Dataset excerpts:
● ● ● ● ● ● ●

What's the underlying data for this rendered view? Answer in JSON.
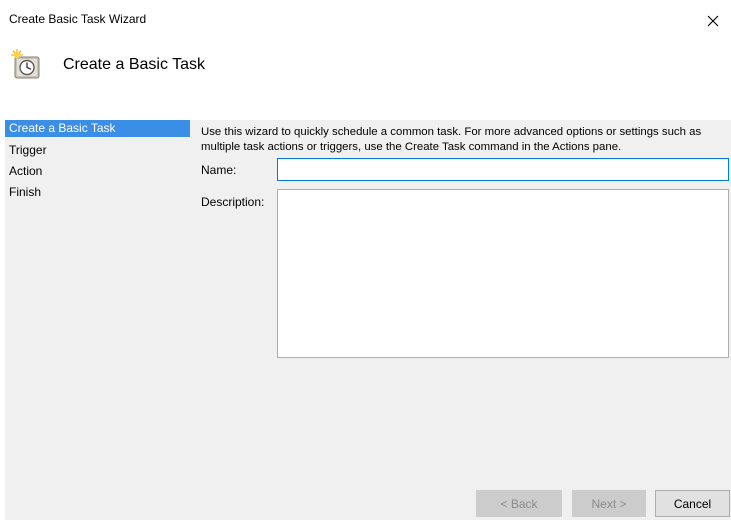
{
  "window": {
    "title": "Create Basic Task Wizard",
    "close_icon": "close-icon"
  },
  "header": {
    "title": "Create a Basic Task",
    "icon": "scheduled-task-clock-icon"
  },
  "sidebar": {
    "items": [
      {
        "label": "Create a Basic Task",
        "active": true
      },
      {
        "label": "Trigger",
        "active": false
      },
      {
        "label": "Action",
        "active": false
      },
      {
        "label": "Finish",
        "active": false
      }
    ]
  },
  "main": {
    "intro": "Use this wizard to quickly schedule a common task.  For more advanced options or settings such as multiple task actions or triggers, use the Create Task command in the Actions pane.",
    "name_label": "Name:",
    "name_value": "",
    "description_label": "Description:",
    "description_value": ""
  },
  "buttons": {
    "back": "< Back",
    "next": "Next >",
    "cancel": "Cancel"
  },
  "colors": {
    "accent": "#3a8ee6",
    "focus_border": "#0078d7",
    "panel_background": "#f0f0f0",
    "disabled_button": "#cccccc"
  }
}
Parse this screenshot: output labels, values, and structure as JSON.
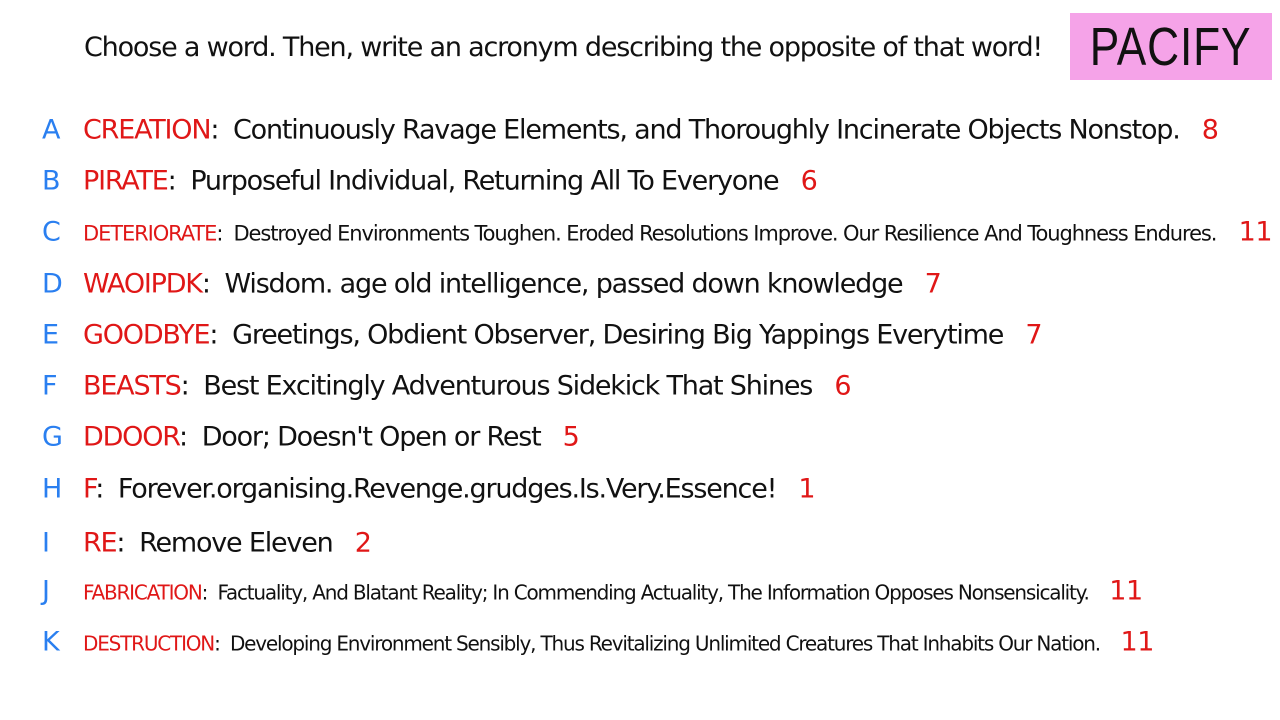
{
  "header": {
    "prompt": "Choose a word. Then, write an acronym describing the opposite of that word!",
    "badge": "PACIFY"
  },
  "entries": [
    {
      "letter": "A",
      "word": "CREATION",
      "acronym": "Continuously Ravage Elements, and Thoroughly Incinerate Objects Nonstop.",
      "count": "8"
    },
    {
      "letter": "B",
      "word": "PIRATE",
      "acronym": "Purposeful Individual, Returning All To Everyone",
      "count": "6"
    },
    {
      "letter": "C",
      "word": "DETERIORATE",
      "acronym": "Destroyed Environments Toughen. Eroded Resolutions Improve. Our Resilience And Toughness Endures.",
      "count": "11"
    },
    {
      "letter": "D",
      "word": "WAOIPDK",
      "acronym": "Wisdom. age old intelligence, passed down knowledge",
      "count": "7"
    },
    {
      "letter": "E",
      "word": "GOODBYE",
      "acronym": "Greetings, Obdient Observer, Desiring Big Yappings Everytime",
      "count": "7"
    },
    {
      "letter": "F",
      "word": "BEASTS",
      "acronym": "Best Excitingly Adventurous Sidekick That Shines",
      "count": "6"
    },
    {
      "letter": "G",
      "word": "DDOOR",
      "acronym": "Door; Doesn't Open or Rest",
      "count": "5"
    },
    {
      "letter": "H",
      "word": "F",
      "acronym": "Forever.organising.Revenge.grudges.Is.Very.Essence!",
      "count": "1"
    },
    {
      "letter": "I",
      "word": "RE",
      "acronym": "Remove Eleven",
      "count": "2"
    },
    {
      "letter": "J",
      "word": "FABRICATION",
      "acronym": "Factuality, And Blatant Reality; In Commending Actuality, The Information Opposes Nonsensicality.",
      "count": "11"
    },
    {
      "letter": "K",
      "word": "DESTRUCTION",
      "acronym": "Developing Environment Sensibly, Thus Revitalizing Unlimited Creatures That Inhabits Our Nation.",
      "count": "11"
    }
  ],
  "colors": {
    "letter": "#2a7ff0",
    "word": "#e01717",
    "count": "#e01717",
    "text": "#111111",
    "badge_background": "#f5a3e8"
  }
}
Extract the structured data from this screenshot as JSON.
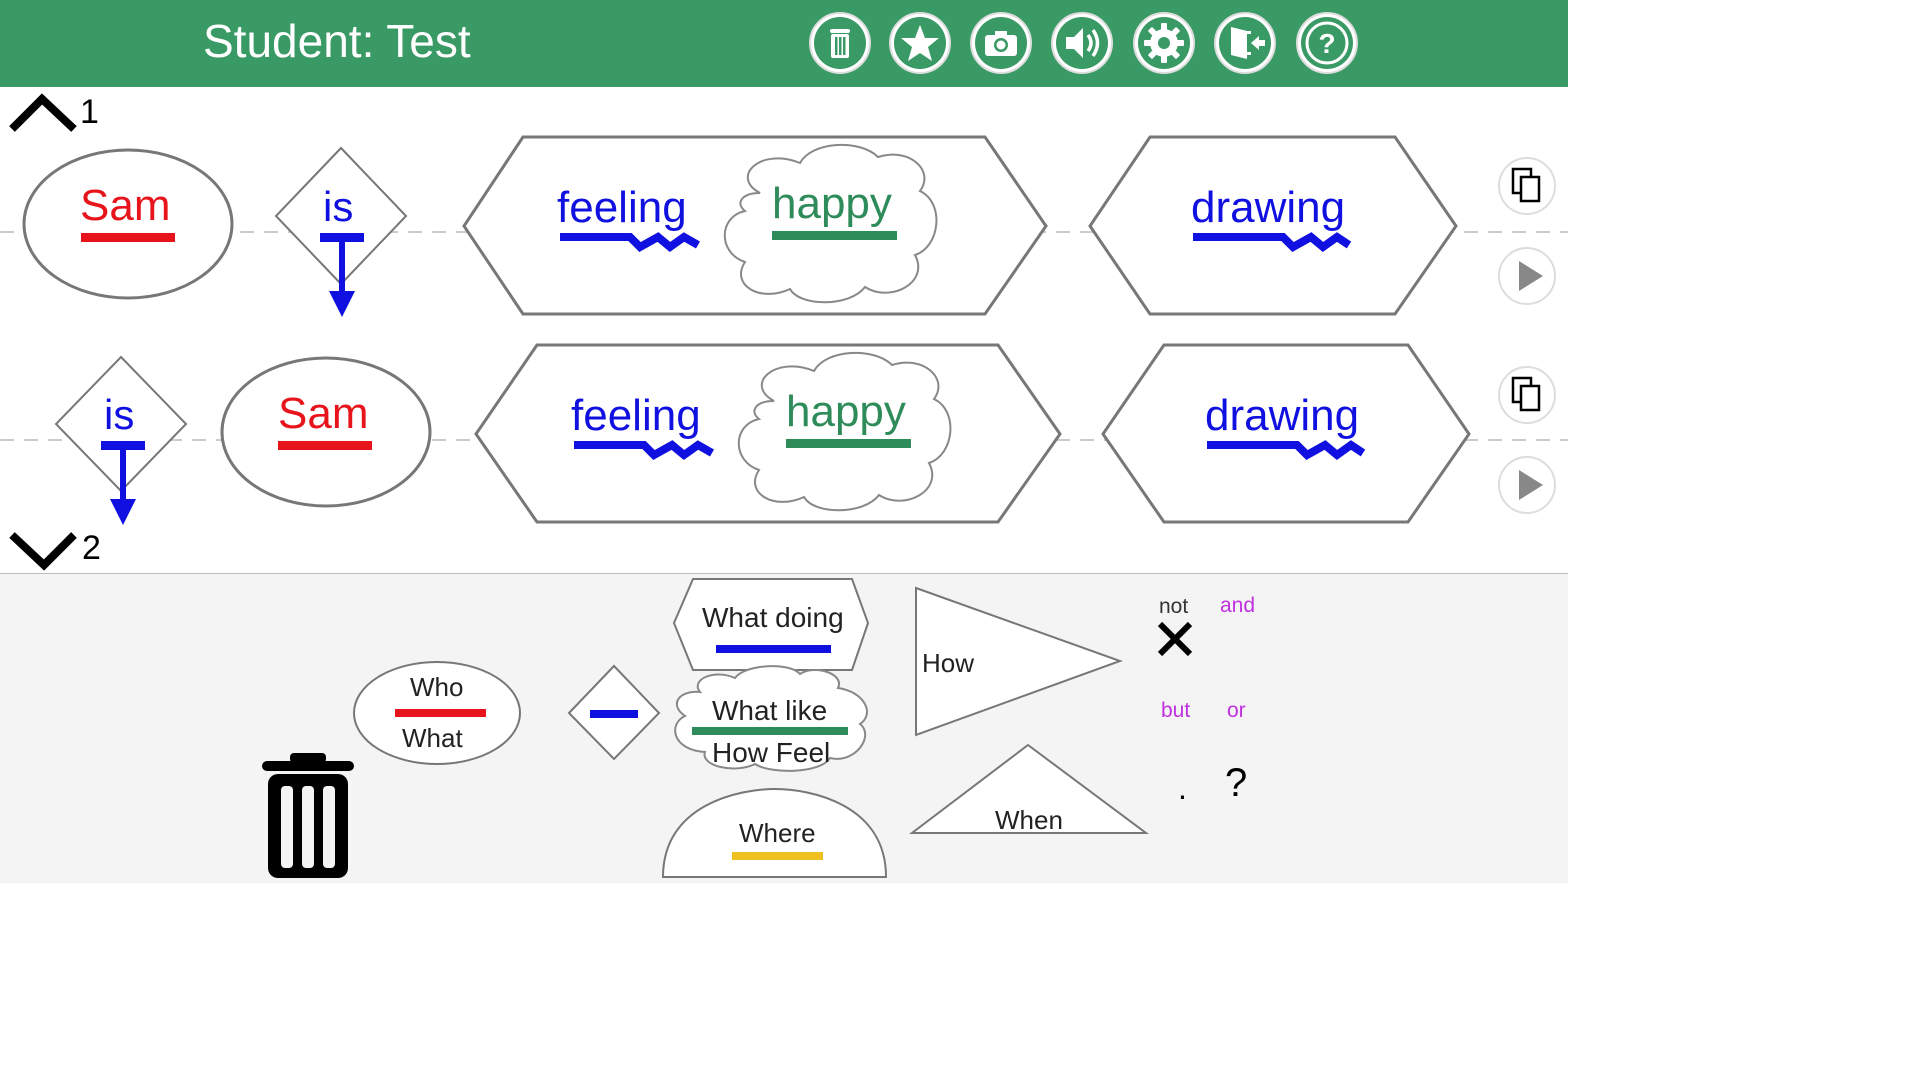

● ● ● ● ● ● ●

Aim of the task: All of the data needs repeating exactly, but the pictures do not.

Result:
What's the underlying data for this rendered view? Answer in JSON.
{
  "window": {
    "title": "Create Basic Task Wizard",
    "close_icon": "close-icon"
  },
  "header": {
    "title": "Create a Basic Task",
    "icon": "scheduled-task-clock-icon"
  },
  "sidebar": {
    "items": [
      {
        "label": "Create a Basic Task",
        "active": true
      },
      {
        "label": "Trigger",
        "active": false
      },
      {
        "label": "Action",
        "active": false
      },
      {
        "label": "Finish",
        "active": false
      }
    ]
  },
  "main": {
    "intro": "Use this wizard to quickly schedule a common task.  For more advanced options or settings such as multiple task actions or triggers, use the Create Task command in the Actions pane.",
    "name_label": "Name:",
    "name_value": "",
    "description_label": "Description:",
    "description_value": ""
  },
  "buttons": {
    "back": "< Back",
    "next": "Next >",
    "cancel": "Cancel"
  },
  "colors": {
    "accent": "#3a8ee6",
    "focus_border": "#0078d7",
    "panel_background": "#f0f0f0",
    "disabled_button": "#cccccc"
  }
}
Parse this screenshot: output labels, values, and structure as JSON.
{
  "header": {
    "prompt": "Choose a word. Then, write an acronym describing the opposite of that word!",
    "badge": "PACIFY"
  },
  "entries": [
    {
      "letter": "A",
      "word": "CREATION",
      "acronym": "Continuously Ravage Elements, and Thoroughly Incinerate Objects Nonstop.",
      "count": "8"
    },
    {
      "letter": "B",
      "word": "PIRATE",
      "acronym": "Purposeful Individual, Returning All To Everyone",
      "count": "6"
    },
    {
      "letter": "C",
      "word": "DETERIORATE",
      "acronym": "Destroyed Environments Toughen. Eroded Resolutions Improve. Our Resilience And Toughness Endures.",
      "count": "11"
    },
    {
      "letter": "D",
      "word": "WAOIPDK",
      "acronym": "Wisdom. age old intelligence, passed down knowledge",
      "count": "7"
    },
    {
      "letter": "E",
      "word": "GOODBYE",
      "acronym": "Greetings, Obdient Observer, Desiring Big Yappings Everytime",
      "count": "7"
    },
    {
      "letter": "F",
      "word": "BEASTS",
      "acronym": "Best Excitingly Adventurous Sidekick That Shines",
      "count": "6"
    },
    {
      "letter": "G",
      "word": "DDOOR",
      "acronym": "Door; Doesn't Open or Rest",
      "count": "5"
    },
    {
      "letter": "H",
      "word": "F",
      "acronym": "Forever.organising.Revenge.grudges.Is.Very.Essence!",
      "count": "1"
    },
    {
      "letter": "I",
      "word": "RE",
      "acronym": "Remove Eleven",
      "count": "2"
    },
    {
      "letter": "J",
      "word": "FABRICATION",
      "acronym": "Factuality, And Blatant Reality; In Commending Actuality, The Information Opposes Nonsensicality.",
      "count": "11"
    },
    {
      "letter": "K",
      "word": "DESTRUCTION",
      "acronym": "Developing Environment Sensibly, Thus Revitalizing Unlimited Creatures That Inhabits Our Nation.",
      "count": "11"
    }
  ],
  "colors": {
    "letter": "#2a7ff0",
    "word": "#e01717",
    "count": "#e01717",
    "text": "#111111",
    "badge_background": "#f5a3e8"
  }
}
Extract the structured data from this screenshot as JSON.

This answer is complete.